- _Short exercise_
Wherever the string "asuntos" appears in the listing, copy that line.

- _Input_

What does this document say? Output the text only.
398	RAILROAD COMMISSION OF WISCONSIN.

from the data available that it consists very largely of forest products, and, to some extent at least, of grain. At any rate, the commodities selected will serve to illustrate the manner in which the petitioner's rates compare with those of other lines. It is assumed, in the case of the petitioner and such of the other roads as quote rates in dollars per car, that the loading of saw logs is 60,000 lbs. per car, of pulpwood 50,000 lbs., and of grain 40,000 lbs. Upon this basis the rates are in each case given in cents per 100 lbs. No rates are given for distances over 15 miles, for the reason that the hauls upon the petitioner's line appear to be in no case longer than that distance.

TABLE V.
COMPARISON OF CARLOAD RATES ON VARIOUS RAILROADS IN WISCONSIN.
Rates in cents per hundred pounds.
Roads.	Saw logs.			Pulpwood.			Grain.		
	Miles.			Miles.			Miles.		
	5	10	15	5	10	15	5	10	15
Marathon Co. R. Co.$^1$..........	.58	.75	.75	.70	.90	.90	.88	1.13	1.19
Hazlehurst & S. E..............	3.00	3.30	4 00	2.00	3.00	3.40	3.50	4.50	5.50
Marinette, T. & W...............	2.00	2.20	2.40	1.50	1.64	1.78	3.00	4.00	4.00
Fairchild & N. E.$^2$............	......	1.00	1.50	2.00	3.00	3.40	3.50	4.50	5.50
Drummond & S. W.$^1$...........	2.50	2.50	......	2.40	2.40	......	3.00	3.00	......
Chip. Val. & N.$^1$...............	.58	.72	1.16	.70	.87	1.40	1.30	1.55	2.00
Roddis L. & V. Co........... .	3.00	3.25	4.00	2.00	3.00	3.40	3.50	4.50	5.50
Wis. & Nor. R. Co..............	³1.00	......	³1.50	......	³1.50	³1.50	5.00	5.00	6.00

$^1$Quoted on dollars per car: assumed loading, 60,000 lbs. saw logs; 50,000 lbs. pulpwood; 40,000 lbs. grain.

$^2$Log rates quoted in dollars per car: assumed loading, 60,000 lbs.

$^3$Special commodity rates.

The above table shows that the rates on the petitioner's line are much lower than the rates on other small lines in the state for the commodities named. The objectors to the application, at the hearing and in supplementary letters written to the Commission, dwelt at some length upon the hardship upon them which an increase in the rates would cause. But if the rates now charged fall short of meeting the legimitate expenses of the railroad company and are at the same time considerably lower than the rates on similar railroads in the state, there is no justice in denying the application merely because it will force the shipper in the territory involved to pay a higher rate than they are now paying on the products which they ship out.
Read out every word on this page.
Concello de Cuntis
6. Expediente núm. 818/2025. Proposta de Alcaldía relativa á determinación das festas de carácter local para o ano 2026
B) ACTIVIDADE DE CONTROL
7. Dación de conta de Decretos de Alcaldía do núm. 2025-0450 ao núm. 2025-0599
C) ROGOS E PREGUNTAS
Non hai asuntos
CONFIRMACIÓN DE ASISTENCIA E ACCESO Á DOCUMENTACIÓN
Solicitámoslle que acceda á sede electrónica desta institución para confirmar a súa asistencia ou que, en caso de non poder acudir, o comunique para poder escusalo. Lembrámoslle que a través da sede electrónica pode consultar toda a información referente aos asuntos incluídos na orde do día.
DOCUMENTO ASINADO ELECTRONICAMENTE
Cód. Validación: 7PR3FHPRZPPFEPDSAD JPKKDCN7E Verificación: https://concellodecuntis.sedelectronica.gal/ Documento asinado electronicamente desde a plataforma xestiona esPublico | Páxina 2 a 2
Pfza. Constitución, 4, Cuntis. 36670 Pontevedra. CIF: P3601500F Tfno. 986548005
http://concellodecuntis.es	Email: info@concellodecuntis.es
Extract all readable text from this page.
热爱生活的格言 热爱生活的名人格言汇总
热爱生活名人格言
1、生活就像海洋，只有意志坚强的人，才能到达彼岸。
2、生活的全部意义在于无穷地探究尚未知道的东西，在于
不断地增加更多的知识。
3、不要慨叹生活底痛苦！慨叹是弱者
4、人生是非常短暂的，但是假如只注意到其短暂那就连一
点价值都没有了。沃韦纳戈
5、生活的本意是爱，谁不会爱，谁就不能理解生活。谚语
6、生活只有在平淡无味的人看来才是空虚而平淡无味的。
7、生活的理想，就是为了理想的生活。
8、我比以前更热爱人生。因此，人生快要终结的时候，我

- _Solution below_
Non hai asuntos
Solicitámoslle que acceda á sede electrónica desta institución para confirmar a súa asistencia ou que, en caso de non poder acudir, o comunique para poder escusalo. Lembrámoslle que a través da sede electrónica pode consultar toda a información referente aos asuntos incluídos na orde do día.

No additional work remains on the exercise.